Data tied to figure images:
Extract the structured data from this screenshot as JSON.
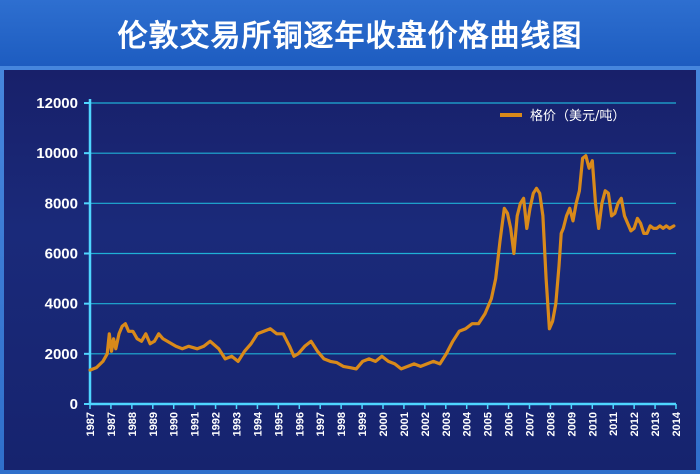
{
  "title": "伦敦交易所铜逐年收盘价格曲线图",
  "colors": {
    "line": "#d98a1a",
    "grid": "#1fb0d6",
    "axis": "#4fd6ff",
    "plot_bg": "#18206a",
    "frame": "#3f7fd6",
    "title_bg": "#1d5cc0"
  },
  "chart_data": {
    "type": "line",
    "title": "伦敦交易所铜逐年收盘价格曲线图",
    "xlabel": "",
    "ylabel": "",
    "ylim": [
      0,
      12000
    ],
    "xlim": [
      1987,
      2014.3
    ],
    "yticks": [
      0,
      2000,
      4000,
      6000,
      8000,
      10000,
      12000
    ],
    "ytick_labels": [
      "0",
      "2000",
      "4000",
      "6000",
      "8000",
      "10000",
      "12000"
    ],
    "xtick_labels": [
      "1987",
      "1987",
      "1988",
      "1989",
      "1990",
      "1991",
      "1992",
      "1993",
      "1994",
      "1995",
      "1996",
      "1997",
      "1998",
      "1999",
      "2000",
      "2001",
      "2002",
      "2003",
      "2004",
      "2005",
      "2006",
      "2007",
      "2008",
      "2009",
      "2010",
      "2011",
      "2012",
      "2013",
      "2014"
    ],
    "grid": true,
    "legend_position": "top-right",
    "series": [
      {
        "name": "格价（美元/吨）",
        "x": [
          1987.0,
          1987.3,
          1987.6,
          1987.8,
          1987.9,
          1988.0,
          1988.1,
          1988.2,
          1988.35,
          1988.5,
          1988.65,
          1988.8,
          1989.0,
          1989.2,
          1989.4,
          1989.6,
          1989.8,
          1990.0,
          1990.2,
          1990.4,
          1990.6,
          1990.8,
          1991.0,
          1991.3,
          1991.6,
          1992.0,
          1992.3,
          1992.6,
          1993.0,
          1993.3,
          1993.6,
          1993.9,
          1994.2,
          1994.5,
          1994.8,
          1995.1,
          1995.4,
          1995.7,
          1996.0,
          1996.3,
          1996.5,
          1996.7,
          1997.0,
          1997.3,
          1997.6,
          1997.9,
          1998.2,
          1998.5,
          1998.8,
          1999.1,
          1999.4,
          1999.7,
          2000.0,
          2000.3,
          2000.6,
          2000.9,
          2001.2,
          2001.5,
          2001.8,
          2002.1,
          2002.4,
          2002.7,
          2003.0,
          2003.3,
          2003.6,
          2003.9,
          2004.2,
          2004.5,
          2004.8,
          2005.1,
          2005.4,
          2005.7,
          2005.9,
          2006.1,
          2006.3,
          2006.45,
          2006.6,
          2006.75,
          2006.9,
          2007.05,
          2007.2,
          2007.35,
          2007.5,
          2007.65,
          2007.8,
          2007.95,
          2008.1,
          2008.25,
          2008.4,
          2008.55,
          2008.7,
          2008.85,
          2008.95,
          2009.05,
          2009.2,
          2009.35,
          2009.5,
          2009.65,
          2009.8,
          2009.95,
          2010.1,
          2010.25,
          2010.4,
          2010.55,
          2010.7,
          2010.85,
          2011.0,
          2011.15,
          2011.3,
          2011.45,
          2011.6,
          2011.75,
          2011.9,
          2012.05,
          2012.2,
          2012.35,
          2012.5,
          2012.65,
          2012.8,
          2012.95,
          2013.1,
          2013.25,
          2013.4,
          2013.55,
          2013.7,
          2013.85,
          2014.0,
          2014.2
        ],
        "values": [
          1350,
          1450,
          1700,
          2000,
          2800,
          2100,
          2600,
          2200,
          2800,
          3100,
          3200,
          2900,
          2900,
          2600,
          2500,
          2800,
          2400,
          2500,
          2800,
          2600,
          2500,
          2400,
          2300,
          2200,
          2300,
          2200,
          2300,
          2500,
          2200,
          1800,
          1900,
          1700,
          2100,
          2400,
          2800,
          2900,
          3000,
          2800,
          2800,
          2300,
          1900,
          2000,
          2300,
          2500,
          2100,
          1800,
          1700,
          1650,
          1500,
          1450,
          1400,
          1700,
          1800,
          1700,
          1900,
          1700,
          1600,
          1400,
          1500,
          1600,
          1500,
          1600,
          1700,
          1600,
          2000,
          2500,
          2900,
          3000,
          3200,
          3200,
          3600,
          4200,
          5000,
          6500,
          7800,
          7600,
          7000,
          6000,
          7500,
          8000,
          8200,
          7000,
          7800,
          8400,
          8600,
          8400,
          7500,
          5000,
          3000,
          3300,
          4000,
          5500,
          6800,
          7000,
          7500,
          7800,
          7300,
          8000,
          8500,
          9800,
          9900,
          9400,
          9700,
          8000,
          7000,
          8000,
          8500,
          8400,
          7500,
          7600,
          8000,
          8200,
          7500,
          7200,
          6900,
          7000,
          7400,
          7200,
          6800,
          6800,
          7100,
          7000,
          7000,
          7100,
          7000,
          7100,
          7000,
          7100
        ]
      }
    ]
  }
}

*TASK OBJECTIVE*.
Scan the records for the string "伦敦交易所铜逐年收盘价格曲线图". Copy each line in which it appears.

*TASK RESULT*.
  "title": "伦敦交易所铜逐年收盘价格曲线图",
    "title": "伦敦交易所铜逐年收盘价格曲线图",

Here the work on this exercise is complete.